▸ **WHAT THIS TASK INVOLVES**
Keep only the lines of the listing that include the word "world", and copy them.

___ PROVIDED RECORDS

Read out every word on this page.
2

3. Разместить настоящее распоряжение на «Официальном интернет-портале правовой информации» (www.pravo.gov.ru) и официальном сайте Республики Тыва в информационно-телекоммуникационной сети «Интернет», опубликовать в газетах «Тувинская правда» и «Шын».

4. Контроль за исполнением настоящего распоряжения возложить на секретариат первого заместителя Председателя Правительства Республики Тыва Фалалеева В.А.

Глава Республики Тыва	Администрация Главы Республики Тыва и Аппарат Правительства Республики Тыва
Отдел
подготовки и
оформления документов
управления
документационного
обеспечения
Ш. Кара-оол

______
___ PROVIDED RECORDS

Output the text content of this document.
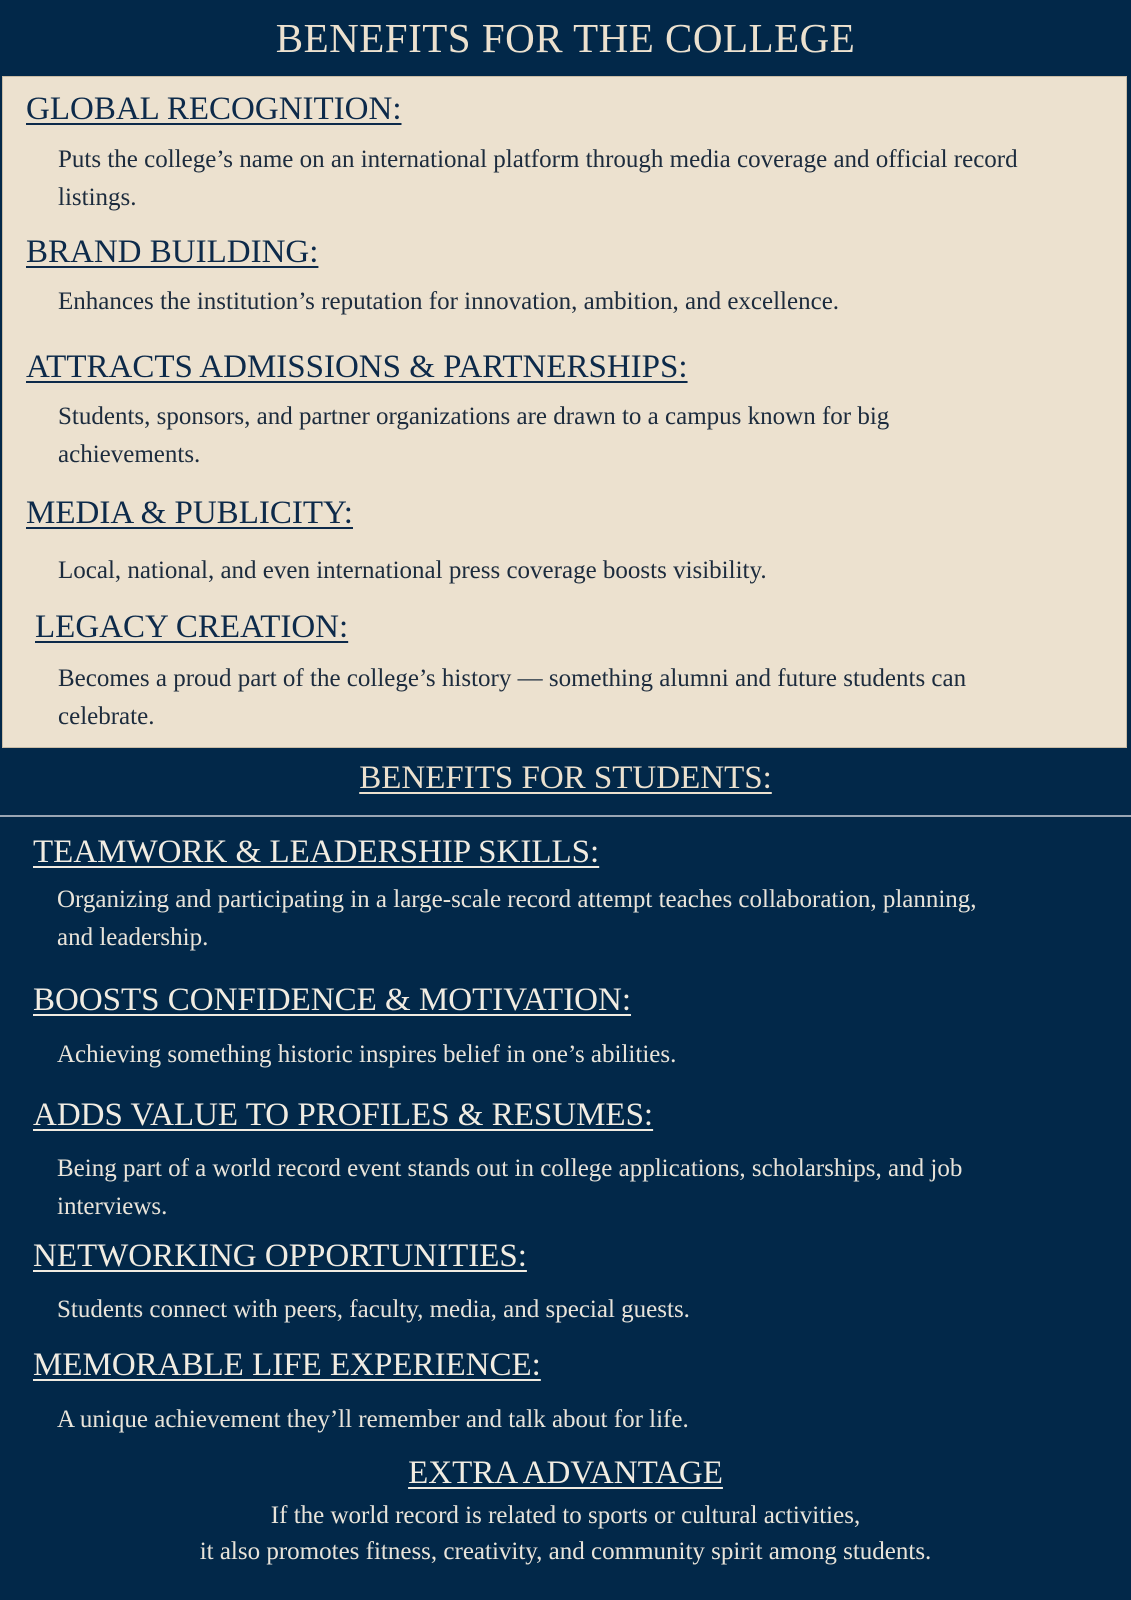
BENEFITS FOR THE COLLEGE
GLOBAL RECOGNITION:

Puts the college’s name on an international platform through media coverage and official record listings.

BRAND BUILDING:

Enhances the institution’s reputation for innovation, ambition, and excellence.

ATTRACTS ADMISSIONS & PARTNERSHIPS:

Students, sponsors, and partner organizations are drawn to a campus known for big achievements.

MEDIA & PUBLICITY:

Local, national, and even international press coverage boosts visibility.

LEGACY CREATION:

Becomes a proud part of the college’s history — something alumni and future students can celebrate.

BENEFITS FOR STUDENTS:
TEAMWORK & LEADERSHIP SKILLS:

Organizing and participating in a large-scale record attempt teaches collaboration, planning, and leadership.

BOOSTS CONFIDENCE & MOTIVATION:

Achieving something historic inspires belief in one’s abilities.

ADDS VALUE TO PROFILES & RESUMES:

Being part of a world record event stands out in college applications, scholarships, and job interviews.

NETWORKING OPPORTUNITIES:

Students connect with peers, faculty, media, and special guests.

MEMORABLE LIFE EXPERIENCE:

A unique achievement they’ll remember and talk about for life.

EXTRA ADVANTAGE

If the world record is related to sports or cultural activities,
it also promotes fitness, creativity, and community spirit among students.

______

▸ **EXERCISE RESULT**
Being part of a world record event stands out in college applications, scholarships, and job interviews.
If the world record is related to sports or cultural activities,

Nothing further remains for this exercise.